*REQUIREMENT 1*
In the passage below about Zhang and Jin Ping Mei, how many times had Zhang failed the local examinations before he turned to editing?
*REQUIREMENT 2*
How would you render this sentence from the passage below about Zhang and Jin Ping Mei in Spanish: "A native of Tongshan, Zhang came from a family with no connections and little detail is known of his life."
*REQUIREMENT 3*
Do these statements agree with the passage below about Zhang and Jin Ping Mei? Answer yes or no for each, quoting the deciding words. (a) Zhang was a native of Tongshan. (b) Zhang began editing Jin Ping Mei at the age of twenty-nine. (c) Feng Menglong held that Jin Ping Mei was the First Masterpiece.

*ARTICLE*
— BEGIN —

A native of Tongshan, Zhang came from a family with no connections and little detail is known of his life. At the age of 26, bitter at having failed the local examinations five times, Zhang turned to the task of editing and commenting on Jin Ping Mei. He was inspired by the example of the late-Ming dynasty writer and critic Feng Menglong in pursuing publishing and editing as an alternative to an official career, and persuaded by Feng's opinion that Jin Ping Mei was the Diyi Qishu (First Masterpiece).

Zhang died at the age of twenty-nine.

Influence as an editor and commentator

Zhang's Diyi Qishu edition of Jin Ping Mei (1659) Zhang Di Yi Qi Shu.pdf
Zhang's Diyi Qishu edition of Jin Ping Mei (1659)

— END —

*MATERIAL PROVIDED*
— BEGIN —

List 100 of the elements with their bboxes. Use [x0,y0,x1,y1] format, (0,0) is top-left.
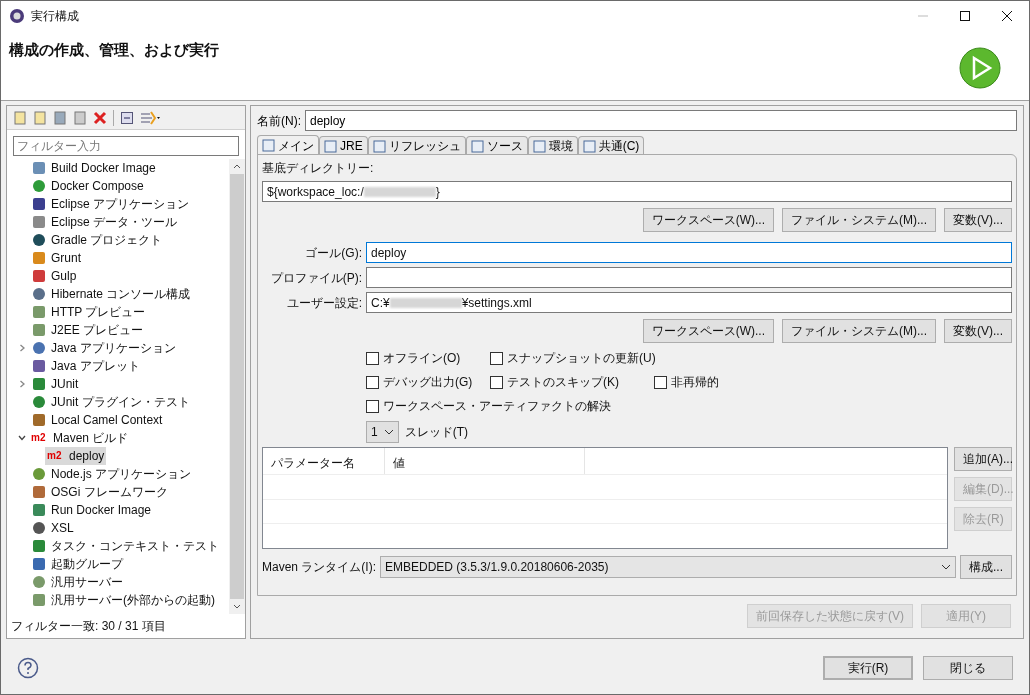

— END —

*FULL RESPONSE 1*
Five times.

*FULL RESPONSE 2*
Natural de Tongshan, Zhang procedía de una familia sin contactos y se conocen pocos detalles de su vida.

*FULL RESPONSE 3*
(a) Yes: "A native of Tongshan, Zhang came from a family with no connections"
(b) No: "At the age of 26, bitter at having failed the local examinations five times, Zhang turned to the task of editing and commenting on Jin Ping Mei."
(c) Yes: "persuaded by Feng's opinion that Jin Ping Mei was the Diyi Qishu (First Masterpiece)"